→ **Set exercise**
Copy all lines holding the word "title" from the entries.

**********

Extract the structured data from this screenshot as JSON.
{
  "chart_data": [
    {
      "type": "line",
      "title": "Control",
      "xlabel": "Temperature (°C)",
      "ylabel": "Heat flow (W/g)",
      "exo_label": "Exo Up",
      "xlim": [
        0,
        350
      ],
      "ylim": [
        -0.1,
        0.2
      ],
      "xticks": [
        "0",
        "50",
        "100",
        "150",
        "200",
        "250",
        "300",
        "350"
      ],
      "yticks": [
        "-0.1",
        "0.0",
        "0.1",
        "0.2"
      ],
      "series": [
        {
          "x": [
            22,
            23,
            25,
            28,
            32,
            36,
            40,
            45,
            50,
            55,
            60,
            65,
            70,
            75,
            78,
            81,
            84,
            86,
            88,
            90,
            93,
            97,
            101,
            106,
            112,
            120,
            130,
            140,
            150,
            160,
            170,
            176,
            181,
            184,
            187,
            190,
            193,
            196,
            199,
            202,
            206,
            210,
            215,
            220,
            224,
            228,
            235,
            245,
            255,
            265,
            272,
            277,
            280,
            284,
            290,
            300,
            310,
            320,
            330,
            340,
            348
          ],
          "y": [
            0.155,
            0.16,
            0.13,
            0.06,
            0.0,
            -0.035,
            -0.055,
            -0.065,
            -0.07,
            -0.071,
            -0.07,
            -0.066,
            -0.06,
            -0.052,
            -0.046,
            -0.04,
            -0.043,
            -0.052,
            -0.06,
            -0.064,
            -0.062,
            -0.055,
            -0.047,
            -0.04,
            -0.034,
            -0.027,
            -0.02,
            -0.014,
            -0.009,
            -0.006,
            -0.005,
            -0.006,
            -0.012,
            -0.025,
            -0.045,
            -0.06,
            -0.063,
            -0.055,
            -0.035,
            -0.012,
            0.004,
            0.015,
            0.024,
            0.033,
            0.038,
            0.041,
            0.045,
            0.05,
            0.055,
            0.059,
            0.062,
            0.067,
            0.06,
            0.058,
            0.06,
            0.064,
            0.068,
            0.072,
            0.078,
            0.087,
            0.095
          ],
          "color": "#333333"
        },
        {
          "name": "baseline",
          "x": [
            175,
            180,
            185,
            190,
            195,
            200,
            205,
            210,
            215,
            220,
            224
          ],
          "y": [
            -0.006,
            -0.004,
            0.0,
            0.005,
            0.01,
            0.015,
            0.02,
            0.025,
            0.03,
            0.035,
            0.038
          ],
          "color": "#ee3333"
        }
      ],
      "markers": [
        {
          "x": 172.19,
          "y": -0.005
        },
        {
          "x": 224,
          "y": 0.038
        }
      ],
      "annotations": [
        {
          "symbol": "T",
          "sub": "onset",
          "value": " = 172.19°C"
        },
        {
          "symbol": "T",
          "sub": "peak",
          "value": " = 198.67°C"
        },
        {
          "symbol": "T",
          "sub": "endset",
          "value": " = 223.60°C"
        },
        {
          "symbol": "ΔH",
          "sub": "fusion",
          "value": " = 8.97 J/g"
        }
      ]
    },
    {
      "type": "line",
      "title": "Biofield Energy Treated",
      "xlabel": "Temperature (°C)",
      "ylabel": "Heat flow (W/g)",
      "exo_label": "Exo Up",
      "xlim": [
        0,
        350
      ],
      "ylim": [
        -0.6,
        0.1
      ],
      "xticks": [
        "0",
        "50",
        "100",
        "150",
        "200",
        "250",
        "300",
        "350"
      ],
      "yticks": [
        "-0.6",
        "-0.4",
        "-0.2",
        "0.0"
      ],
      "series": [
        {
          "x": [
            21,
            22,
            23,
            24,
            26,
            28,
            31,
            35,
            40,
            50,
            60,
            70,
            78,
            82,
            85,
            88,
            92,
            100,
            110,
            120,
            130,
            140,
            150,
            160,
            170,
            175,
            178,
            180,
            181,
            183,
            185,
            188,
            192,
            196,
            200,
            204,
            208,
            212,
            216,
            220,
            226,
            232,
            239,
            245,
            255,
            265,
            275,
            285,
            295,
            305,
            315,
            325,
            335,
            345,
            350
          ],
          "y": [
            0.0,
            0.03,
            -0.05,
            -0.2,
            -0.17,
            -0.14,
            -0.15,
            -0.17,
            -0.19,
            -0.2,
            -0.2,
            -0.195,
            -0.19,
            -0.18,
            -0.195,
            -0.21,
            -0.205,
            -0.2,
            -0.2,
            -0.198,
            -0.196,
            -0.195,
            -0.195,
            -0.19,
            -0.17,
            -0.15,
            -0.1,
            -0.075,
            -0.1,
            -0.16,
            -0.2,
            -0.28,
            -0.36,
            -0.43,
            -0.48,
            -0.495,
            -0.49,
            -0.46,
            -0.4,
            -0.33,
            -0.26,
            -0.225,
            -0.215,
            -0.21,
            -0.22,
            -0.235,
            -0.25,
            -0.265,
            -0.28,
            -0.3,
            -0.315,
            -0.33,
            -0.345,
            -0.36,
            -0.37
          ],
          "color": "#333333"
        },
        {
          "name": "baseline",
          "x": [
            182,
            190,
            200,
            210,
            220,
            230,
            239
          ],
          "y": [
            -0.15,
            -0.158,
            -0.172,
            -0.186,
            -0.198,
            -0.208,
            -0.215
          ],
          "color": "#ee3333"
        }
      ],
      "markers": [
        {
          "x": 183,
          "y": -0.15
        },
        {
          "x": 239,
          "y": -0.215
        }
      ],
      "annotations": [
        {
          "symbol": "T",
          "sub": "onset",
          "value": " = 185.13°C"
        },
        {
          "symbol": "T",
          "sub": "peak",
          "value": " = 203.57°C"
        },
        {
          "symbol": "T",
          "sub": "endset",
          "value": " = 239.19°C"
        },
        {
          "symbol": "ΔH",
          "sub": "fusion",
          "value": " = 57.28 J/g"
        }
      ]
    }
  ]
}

**********

→ **Result of the task**
      "title": "Control",
      "title": "Biofield Energy Treated",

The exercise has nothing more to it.